Update the material below so that every "Retour au suivi" becomes "Retour au tableau de bord", and keep every other line and character unchanged.

> [INPUT ROWS]
_ _ _ _

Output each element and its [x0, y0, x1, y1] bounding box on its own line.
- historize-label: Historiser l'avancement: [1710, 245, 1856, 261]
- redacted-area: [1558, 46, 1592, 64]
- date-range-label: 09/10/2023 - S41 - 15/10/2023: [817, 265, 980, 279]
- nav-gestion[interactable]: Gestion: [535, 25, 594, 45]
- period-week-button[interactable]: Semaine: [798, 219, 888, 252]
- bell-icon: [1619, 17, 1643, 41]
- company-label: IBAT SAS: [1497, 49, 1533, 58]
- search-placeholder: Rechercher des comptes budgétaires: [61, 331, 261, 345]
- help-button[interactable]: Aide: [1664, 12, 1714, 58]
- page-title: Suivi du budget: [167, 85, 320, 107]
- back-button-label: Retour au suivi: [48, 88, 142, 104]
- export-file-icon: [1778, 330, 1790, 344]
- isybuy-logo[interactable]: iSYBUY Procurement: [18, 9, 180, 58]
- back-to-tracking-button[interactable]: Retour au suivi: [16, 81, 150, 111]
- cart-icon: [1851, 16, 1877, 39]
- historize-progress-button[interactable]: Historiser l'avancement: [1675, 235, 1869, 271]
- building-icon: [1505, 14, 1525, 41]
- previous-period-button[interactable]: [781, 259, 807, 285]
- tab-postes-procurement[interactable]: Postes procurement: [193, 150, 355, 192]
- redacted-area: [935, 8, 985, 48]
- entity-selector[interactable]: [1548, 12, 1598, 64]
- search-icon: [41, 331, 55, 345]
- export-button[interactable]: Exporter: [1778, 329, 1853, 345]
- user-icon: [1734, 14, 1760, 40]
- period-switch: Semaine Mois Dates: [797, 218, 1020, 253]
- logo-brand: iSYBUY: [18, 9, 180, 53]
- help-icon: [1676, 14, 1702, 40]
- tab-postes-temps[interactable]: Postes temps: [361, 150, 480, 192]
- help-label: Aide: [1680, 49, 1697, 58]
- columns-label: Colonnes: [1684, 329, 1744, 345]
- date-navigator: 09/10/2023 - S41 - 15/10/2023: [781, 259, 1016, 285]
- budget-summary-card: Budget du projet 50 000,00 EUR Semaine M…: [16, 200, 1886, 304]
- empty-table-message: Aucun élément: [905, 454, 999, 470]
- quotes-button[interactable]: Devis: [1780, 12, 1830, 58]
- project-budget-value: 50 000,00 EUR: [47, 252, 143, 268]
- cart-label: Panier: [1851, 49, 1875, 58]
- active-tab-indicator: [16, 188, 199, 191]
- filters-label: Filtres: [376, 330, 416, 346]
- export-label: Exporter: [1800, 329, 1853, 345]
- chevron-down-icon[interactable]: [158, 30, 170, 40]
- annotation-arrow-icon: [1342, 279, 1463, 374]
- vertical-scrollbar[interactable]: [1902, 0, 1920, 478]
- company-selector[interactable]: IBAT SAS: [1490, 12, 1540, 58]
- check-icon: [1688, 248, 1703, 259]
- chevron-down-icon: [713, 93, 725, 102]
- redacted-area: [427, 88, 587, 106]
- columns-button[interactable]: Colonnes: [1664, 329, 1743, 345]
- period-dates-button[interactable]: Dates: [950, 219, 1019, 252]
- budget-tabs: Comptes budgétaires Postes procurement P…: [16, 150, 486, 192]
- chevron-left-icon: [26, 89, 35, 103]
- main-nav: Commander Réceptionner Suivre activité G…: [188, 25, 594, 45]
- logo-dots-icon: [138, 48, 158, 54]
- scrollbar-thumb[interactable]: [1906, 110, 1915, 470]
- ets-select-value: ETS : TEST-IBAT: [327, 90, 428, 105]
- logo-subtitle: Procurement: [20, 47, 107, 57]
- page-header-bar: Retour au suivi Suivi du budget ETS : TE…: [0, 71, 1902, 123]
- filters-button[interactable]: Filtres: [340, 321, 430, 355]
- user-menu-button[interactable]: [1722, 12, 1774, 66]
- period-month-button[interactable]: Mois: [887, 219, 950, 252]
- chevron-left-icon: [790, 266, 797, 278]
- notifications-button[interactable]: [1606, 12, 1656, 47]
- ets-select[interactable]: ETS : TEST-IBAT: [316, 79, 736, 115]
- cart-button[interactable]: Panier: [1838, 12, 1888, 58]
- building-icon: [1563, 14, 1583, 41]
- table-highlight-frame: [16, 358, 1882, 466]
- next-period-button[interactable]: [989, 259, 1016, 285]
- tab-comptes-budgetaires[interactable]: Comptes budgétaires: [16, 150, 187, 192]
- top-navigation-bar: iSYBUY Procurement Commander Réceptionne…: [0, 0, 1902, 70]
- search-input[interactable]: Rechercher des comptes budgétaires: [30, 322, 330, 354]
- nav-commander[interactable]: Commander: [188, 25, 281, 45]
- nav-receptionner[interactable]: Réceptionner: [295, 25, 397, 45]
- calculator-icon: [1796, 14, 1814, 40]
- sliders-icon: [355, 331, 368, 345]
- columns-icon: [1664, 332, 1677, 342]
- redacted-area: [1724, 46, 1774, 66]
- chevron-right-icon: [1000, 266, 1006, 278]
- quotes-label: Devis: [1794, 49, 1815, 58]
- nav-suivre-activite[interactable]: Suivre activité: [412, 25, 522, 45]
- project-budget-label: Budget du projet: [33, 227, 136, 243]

_ _ _ _

> [COMPLETED EXERCISE]
Output each element and its [x0, y0, x1, y1] bounding box on its own line.
- historize-label: Historiser l'avancement: [1710, 245, 1856, 261]
- redacted-area: [1558, 46, 1592, 64]
- date-range-label: 09/10/2023 - S41 - 15/10/2023: [817, 265, 980, 279]
- nav-gestion[interactable]: Gestion: [535, 25, 594, 45]
- period-week-button[interactable]: Semaine: [798, 219, 888, 252]
- bell-icon: [1619, 17, 1643, 41]
- company-label: IBAT SAS: [1497, 49, 1533, 58]
- search-placeholder: Rechercher des comptes budgétaires: [61, 331, 261, 345]
- help-button[interactable]: Aide: [1664, 12, 1714, 58]
- page-title: Suivi du budget: [167, 85, 320, 107]
- back-button-label: Retour au tableau de bord: [48, 88, 142, 104]
- export-file-icon: [1778, 330, 1790, 344]
- isybuy-logo[interactable]: iSYBUY Procurement: [18, 9, 180, 58]
- back-to-tracking-button[interactable]: Retour au tableau de bord: [16, 81, 150, 111]
- cart-icon: [1851, 16, 1877, 39]
- historize-progress-button[interactable]: Historiser l'avancement: [1675, 235, 1869, 271]
- building-icon: [1505, 14, 1525, 41]
- previous-period-button[interactable]: [781, 259, 807, 285]
- tab-postes-procurement[interactable]: Postes procurement: [193, 150, 355, 192]
- redacted-area: [935, 8, 985, 48]
- entity-selector[interactable]: [1548, 12, 1598, 64]
- search-icon: [41, 331, 55, 345]
- export-button[interactable]: Exporter: [1778, 329, 1853, 345]
- user-icon: [1734, 14, 1760, 40]
- period-switch: Semaine Mois Dates: [797, 218, 1020, 253]
- logo-brand: iSYBUY: [18, 9, 180, 53]
- help-icon: [1676, 14, 1702, 40]
- tab-postes-temps[interactable]: Postes temps: [361, 150, 480, 192]
- help-label: Aide: [1680, 49, 1697, 58]
- columns-label: Colonnes: [1684, 329, 1744, 345]
- date-navigator: 09/10/2023 - S41 - 15/10/2023: [781, 259, 1016, 285]
- budget-summary-card: Budget du projet 50 000,00 EUR Semaine M…: [16, 200, 1886, 304]
- empty-table-message: Aucun élément: [905, 454, 999, 470]
- quotes-button[interactable]: Devis: [1780, 12, 1830, 58]
- project-budget-value: 50 000,00 EUR: [47, 252, 143, 268]
- cart-label: Panier: [1851, 49, 1875, 58]
- active-tab-indicator: [16, 188, 199, 191]
- filters-label: Filtres: [376, 330, 416, 346]
- export-label: Exporter: [1800, 329, 1853, 345]
- chevron-down-icon[interactable]: [158, 30, 170, 40]
- annotation-arrow-icon: [1342, 279, 1463, 374]
- vertical-scrollbar[interactable]: [1902, 0, 1920, 478]
- company-selector[interactable]: IBAT SAS: [1490, 12, 1540, 58]
- check-icon: [1688, 248, 1703, 259]
- chevron-down-icon: [713, 93, 725, 102]
- redacted-area: [427, 88, 587, 106]
- columns-button[interactable]: Colonnes: [1664, 329, 1743, 345]
- period-dates-button[interactable]: Dates: [950, 219, 1019, 252]
- budget-tabs: Comptes budgétaires Postes procurement P…: [16, 150, 486, 192]
- chevron-left-icon: [26, 89, 35, 103]
- main-nav: Commander Réceptionner Suivre activité G…: [188, 25, 594, 45]
- logo-dots-icon: [138, 48, 158, 54]
- scrollbar-thumb[interactable]: [1906, 110, 1915, 470]
- ets-select-value: ETS : TEST-IBAT: [327, 90, 428, 105]
- logo-subtitle: Procurement: [20, 47, 107, 57]
- page-header-bar: Retour au tableau de bord Suivi du budget ETS : TE…: [0, 71, 1902, 123]
- filters-button[interactable]: Filtres: [340, 321, 430, 355]
- user-menu-button[interactable]: [1722, 12, 1774, 66]
- period-month-button[interactable]: Mois: [887, 219, 950, 252]
- chevron-left-icon: [790, 266, 797, 278]
- notifications-button[interactable]: [1606, 12, 1656, 47]
- ets-select[interactable]: ETS : TEST-IBAT: [316, 79, 736, 115]
- cart-button[interactable]: Panier: [1838, 12, 1888, 58]
- building-icon: [1563, 14, 1583, 41]
- table-highlight-frame: [16, 358, 1882, 466]
- next-period-button[interactable]: [989, 259, 1016, 285]
- tab-comptes-budgetaires[interactable]: Comptes budgétaires: [16, 150, 187, 192]
- top-navigation-bar: iSYBUY Procurement Commander Réceptionne…: [0, 0, 1902, 70]
- search-input[interactable]: Rechercher des comptes budgétaires: [30, 322, 330, 354]
- nav-commander[interactable]: Commander: [188, 25, 281, 45]
- nav-receptionner[interactable]: Réceptionner: [295, 25, 397, 45]
- calculator-icon: [1796, 14, 1814, 40]
- sliders-icon: [355, 331, 368, 345]
- columns-icon: [1664, 332, 1677, 342]
- redacted-area: [1724, 46, 1774, 66]
- chevron-right-icon: [1000, 266, 1006, 278]
- quotes-label: Devis: [1794, 49, 1815, 58]
- nav-suivre-activite[interactable]: Suivre activité: [412, 25, 522, 45]
- project-budget-label: Budget du projet: [33, 227, 136, 243]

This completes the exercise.